## TO DO
Pick every line with "JSON" from the material below.

━━━ MATERIAL PROVIDED

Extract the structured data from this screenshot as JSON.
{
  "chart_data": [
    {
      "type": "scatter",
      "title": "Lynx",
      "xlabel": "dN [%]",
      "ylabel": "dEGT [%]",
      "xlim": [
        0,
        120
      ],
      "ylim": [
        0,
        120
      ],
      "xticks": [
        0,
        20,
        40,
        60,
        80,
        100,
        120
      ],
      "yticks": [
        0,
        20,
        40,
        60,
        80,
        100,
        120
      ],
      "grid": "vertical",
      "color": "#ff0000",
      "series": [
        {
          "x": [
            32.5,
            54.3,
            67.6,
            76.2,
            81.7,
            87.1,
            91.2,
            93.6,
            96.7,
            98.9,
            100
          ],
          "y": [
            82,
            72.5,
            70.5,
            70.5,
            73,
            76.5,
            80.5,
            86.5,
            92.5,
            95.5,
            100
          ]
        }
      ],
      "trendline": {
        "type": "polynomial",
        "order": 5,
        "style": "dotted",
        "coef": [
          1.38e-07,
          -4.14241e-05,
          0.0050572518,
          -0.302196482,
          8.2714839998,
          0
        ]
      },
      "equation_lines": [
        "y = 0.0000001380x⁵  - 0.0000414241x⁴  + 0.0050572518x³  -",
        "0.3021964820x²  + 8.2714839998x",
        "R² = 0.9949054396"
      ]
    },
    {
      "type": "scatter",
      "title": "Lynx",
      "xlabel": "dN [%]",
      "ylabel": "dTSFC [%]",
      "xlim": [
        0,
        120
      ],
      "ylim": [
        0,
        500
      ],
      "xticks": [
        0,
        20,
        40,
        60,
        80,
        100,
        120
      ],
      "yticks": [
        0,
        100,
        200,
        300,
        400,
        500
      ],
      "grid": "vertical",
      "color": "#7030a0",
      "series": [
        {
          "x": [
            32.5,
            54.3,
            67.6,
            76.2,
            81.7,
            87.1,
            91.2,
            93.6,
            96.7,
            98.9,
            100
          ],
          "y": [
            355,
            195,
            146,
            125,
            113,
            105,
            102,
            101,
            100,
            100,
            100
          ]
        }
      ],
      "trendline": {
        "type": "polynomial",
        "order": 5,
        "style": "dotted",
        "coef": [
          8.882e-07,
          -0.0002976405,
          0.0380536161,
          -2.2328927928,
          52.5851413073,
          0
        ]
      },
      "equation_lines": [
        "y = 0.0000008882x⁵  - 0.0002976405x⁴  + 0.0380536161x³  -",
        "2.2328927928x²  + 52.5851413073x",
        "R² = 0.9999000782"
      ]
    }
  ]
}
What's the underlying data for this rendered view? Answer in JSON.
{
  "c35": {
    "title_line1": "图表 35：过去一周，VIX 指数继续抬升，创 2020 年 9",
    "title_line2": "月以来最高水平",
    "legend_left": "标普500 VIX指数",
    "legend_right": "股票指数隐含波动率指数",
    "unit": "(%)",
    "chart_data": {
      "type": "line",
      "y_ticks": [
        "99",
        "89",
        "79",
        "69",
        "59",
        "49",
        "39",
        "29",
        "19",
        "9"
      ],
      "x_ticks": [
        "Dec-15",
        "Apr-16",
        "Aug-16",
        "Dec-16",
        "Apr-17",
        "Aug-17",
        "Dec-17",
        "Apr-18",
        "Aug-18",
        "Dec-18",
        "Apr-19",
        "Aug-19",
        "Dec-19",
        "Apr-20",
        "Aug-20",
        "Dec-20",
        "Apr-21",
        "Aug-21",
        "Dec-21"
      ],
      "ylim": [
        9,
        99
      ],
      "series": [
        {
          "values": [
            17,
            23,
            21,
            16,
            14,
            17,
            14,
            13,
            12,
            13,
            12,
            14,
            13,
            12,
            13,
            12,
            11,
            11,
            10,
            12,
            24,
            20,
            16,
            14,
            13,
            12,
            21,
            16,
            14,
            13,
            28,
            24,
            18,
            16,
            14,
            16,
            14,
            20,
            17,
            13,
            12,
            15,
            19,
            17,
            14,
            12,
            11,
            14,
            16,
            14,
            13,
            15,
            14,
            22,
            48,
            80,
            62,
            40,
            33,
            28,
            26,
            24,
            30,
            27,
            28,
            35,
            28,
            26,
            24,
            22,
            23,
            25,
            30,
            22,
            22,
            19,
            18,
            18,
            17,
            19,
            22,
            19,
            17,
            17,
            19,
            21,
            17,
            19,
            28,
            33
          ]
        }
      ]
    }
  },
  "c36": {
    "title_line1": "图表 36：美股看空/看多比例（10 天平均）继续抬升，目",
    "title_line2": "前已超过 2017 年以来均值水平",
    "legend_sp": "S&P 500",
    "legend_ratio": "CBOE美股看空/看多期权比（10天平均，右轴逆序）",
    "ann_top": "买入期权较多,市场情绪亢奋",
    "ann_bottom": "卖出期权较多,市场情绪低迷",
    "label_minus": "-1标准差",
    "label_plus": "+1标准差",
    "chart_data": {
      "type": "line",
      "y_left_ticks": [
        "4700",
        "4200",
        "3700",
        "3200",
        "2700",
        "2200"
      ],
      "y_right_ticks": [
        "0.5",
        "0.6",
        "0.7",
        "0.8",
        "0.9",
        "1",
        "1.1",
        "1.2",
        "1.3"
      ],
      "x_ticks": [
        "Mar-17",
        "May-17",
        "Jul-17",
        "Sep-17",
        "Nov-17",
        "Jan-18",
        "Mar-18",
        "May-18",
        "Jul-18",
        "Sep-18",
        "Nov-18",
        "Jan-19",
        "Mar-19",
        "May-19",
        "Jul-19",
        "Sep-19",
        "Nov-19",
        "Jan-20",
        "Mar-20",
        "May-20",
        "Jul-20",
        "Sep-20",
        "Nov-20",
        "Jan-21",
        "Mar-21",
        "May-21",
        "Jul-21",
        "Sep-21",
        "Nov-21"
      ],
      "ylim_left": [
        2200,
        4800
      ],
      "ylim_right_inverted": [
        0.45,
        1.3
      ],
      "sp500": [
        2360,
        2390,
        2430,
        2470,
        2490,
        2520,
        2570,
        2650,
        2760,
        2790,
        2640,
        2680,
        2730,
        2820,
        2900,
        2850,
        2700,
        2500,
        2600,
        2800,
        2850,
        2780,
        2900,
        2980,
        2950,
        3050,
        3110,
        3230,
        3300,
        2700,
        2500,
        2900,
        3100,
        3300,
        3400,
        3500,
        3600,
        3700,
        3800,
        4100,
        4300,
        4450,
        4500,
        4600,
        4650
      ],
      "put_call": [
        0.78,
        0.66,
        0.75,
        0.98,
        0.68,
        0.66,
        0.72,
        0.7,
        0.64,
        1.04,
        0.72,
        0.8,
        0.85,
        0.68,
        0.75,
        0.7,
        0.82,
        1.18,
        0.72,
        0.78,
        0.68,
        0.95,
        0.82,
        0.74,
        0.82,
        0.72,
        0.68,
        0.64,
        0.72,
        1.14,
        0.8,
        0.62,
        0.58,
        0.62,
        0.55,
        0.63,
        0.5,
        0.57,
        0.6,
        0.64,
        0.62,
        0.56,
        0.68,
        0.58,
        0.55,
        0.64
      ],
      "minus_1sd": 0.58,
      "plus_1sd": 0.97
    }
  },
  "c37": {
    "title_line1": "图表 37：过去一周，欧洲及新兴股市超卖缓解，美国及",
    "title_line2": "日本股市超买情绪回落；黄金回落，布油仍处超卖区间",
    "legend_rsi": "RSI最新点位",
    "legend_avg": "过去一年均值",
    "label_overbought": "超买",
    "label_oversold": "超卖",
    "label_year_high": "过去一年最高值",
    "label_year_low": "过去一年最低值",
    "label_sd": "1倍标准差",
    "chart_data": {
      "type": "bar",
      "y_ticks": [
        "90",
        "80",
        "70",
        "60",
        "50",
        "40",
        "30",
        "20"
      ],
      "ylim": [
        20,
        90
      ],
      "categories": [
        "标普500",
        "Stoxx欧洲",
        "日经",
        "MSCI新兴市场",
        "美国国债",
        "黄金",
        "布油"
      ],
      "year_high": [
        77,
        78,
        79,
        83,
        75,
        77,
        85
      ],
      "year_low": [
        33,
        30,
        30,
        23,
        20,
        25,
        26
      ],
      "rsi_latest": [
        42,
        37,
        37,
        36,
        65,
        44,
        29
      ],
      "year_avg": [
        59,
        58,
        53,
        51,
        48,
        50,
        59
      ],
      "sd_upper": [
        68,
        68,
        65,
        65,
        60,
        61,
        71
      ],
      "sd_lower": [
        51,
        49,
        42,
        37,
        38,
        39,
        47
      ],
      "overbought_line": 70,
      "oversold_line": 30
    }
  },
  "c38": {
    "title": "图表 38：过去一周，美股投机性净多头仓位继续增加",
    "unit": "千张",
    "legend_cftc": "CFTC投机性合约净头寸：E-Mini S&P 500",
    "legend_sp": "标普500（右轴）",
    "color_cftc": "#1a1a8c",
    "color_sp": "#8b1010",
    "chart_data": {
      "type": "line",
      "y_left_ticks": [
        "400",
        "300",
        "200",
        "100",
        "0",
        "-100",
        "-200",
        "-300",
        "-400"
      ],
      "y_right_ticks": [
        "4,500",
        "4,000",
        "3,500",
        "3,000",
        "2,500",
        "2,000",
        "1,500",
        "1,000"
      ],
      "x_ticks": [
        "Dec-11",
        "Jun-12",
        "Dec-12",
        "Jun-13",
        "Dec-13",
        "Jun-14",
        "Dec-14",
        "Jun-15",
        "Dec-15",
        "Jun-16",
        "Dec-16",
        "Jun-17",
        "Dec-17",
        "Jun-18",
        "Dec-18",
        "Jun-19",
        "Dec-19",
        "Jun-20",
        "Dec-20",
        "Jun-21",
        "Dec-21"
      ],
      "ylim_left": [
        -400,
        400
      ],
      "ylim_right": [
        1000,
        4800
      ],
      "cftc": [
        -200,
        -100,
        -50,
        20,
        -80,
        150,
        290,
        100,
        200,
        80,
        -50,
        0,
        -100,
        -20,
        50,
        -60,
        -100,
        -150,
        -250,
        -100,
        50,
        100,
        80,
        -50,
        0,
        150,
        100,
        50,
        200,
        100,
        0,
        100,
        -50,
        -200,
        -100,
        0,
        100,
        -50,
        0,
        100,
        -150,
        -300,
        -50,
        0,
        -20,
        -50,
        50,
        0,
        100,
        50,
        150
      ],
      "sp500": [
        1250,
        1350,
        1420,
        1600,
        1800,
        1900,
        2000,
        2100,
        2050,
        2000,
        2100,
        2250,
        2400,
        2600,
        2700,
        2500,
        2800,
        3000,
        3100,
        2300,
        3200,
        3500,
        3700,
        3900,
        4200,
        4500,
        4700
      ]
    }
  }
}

━━━━━━

## SOLUTION BELOW
Extract the structured data from this screenshot as JSON.
What's the underlying data for this rendered view? Answer in JSON.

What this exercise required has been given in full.